== Work to be completed ==
Reproduce every line of the data below without changing anything, and leave the pictures out of your answer.

== Supplied entries ==
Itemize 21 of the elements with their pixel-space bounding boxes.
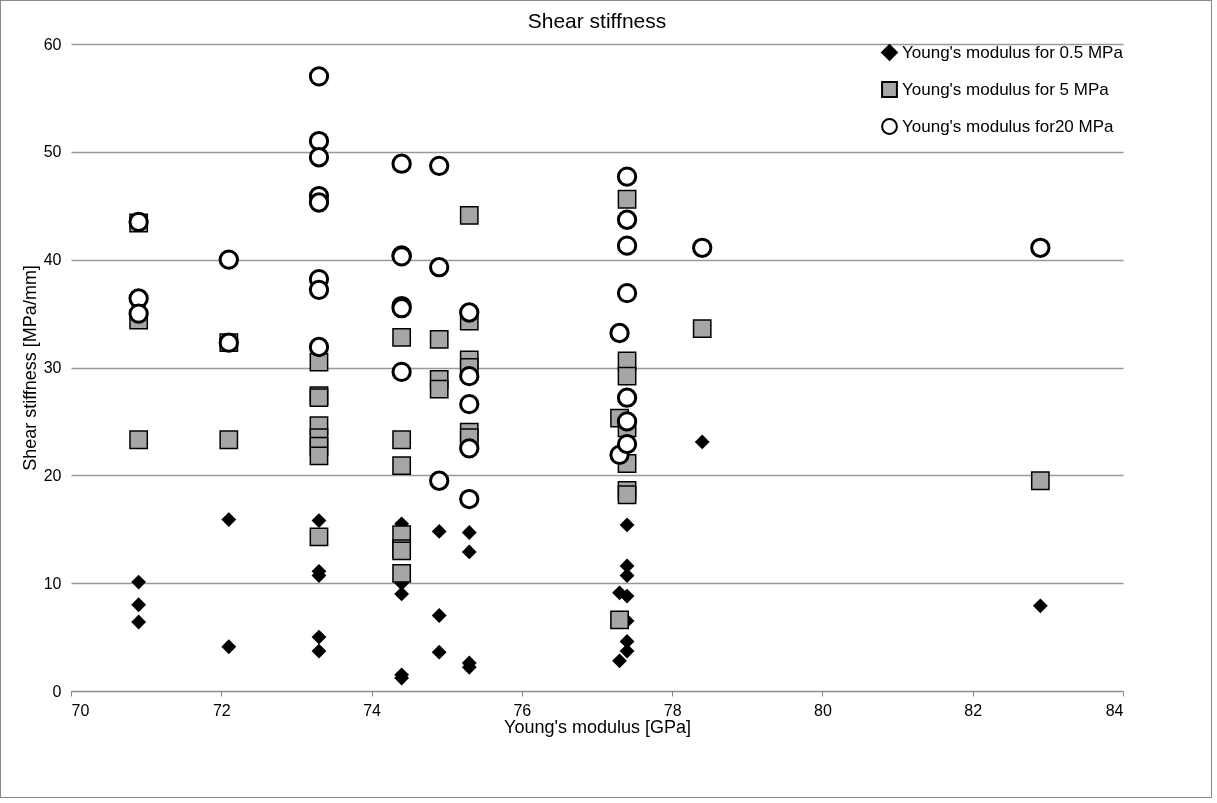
y-tick-label: 10 [43,574,62,592]
legend-label: Young's modulus for 5 MPa [902,79,1110,99]
x-tick-label: 80 [814,701,832,719]
y-axis-title: Shear stiffness [MPa/mm] [19,265,40,471]
y-tick-label: 0 [52,682,62,700]
y-tick-label: 50 [43,143,62,161]
x-tick-label: 84 [1105,701,1124,719]
x-tick-label: 70 [71,701,90,719]
y-tick-label: 60 [43,35,62,53]
y-tick-label: 20 [43,466,62,484]
y-tick-label: 40 [43,251,62,269]
legend-label: Young's modulus for 0.5 MPa [902,42,1124,62]
x-axis-title: Young's modulus [GPa] [504,716,691,737]
x-tick-label: 78 [663,701,682,719]
x-tick-label: 82 [964,701,983,719]
chart-title: Shear stiffness [527,9,667,32]
x-tick-label: 74 [363,701,382,719]
x-tick-label: 72 [212,701,231,719]
legend-label: Young's modulus for20 MPa [902,116,1115,136]
y-tick-label: 30 [43,359,62,376]
x-tick-label: 76 [513,701,532,719]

== Answer to this problem ==
Itemize 21 of the elements with their pixel-space bounding boxes.
y-tick-label: 10 [43,574,62,592]
legend-label: Young's modulus for 5 MPa [902,79,1110,99]
x-tick-label: 80 [814,701,832,719]
y-axis-title: Shear stiffness [MPa/mm] [19,265,40,471]
y-tick-label: 0 [52,682,62,700]
y-tick-label: 50 [43,143,62,161]
x-tick-label: 84 [1105,701,1124,719]
x-tick-label: 70 [71,701,90,719]
y-tick-label: 60 [43,35,62,53]
y-tick-label: 20 [43,466,62,484]
y-tick-label: 40 [43,251,62,269]
legend-label: Young's modulus for 0.5 MPa [902,42,1124,62]
x-axis-title: Young's modulus [GPa] [504,716,691,737]
x-tick-label: 78 [663,701,682,719]
x-tick-label: 82 [964,701,983,719]
chart-title: Shear stiffness [527,9,667,32]
x-tick-label: 74 [363,701,382,719]
x-tick-label: 72 [212,701,231,719]
legend-label: Young's modulus for20 MPa [902,116,1115,136]
y-tick-label: 30 [43,359,62,376]
x-tick-label: 76 [513,701,532,719]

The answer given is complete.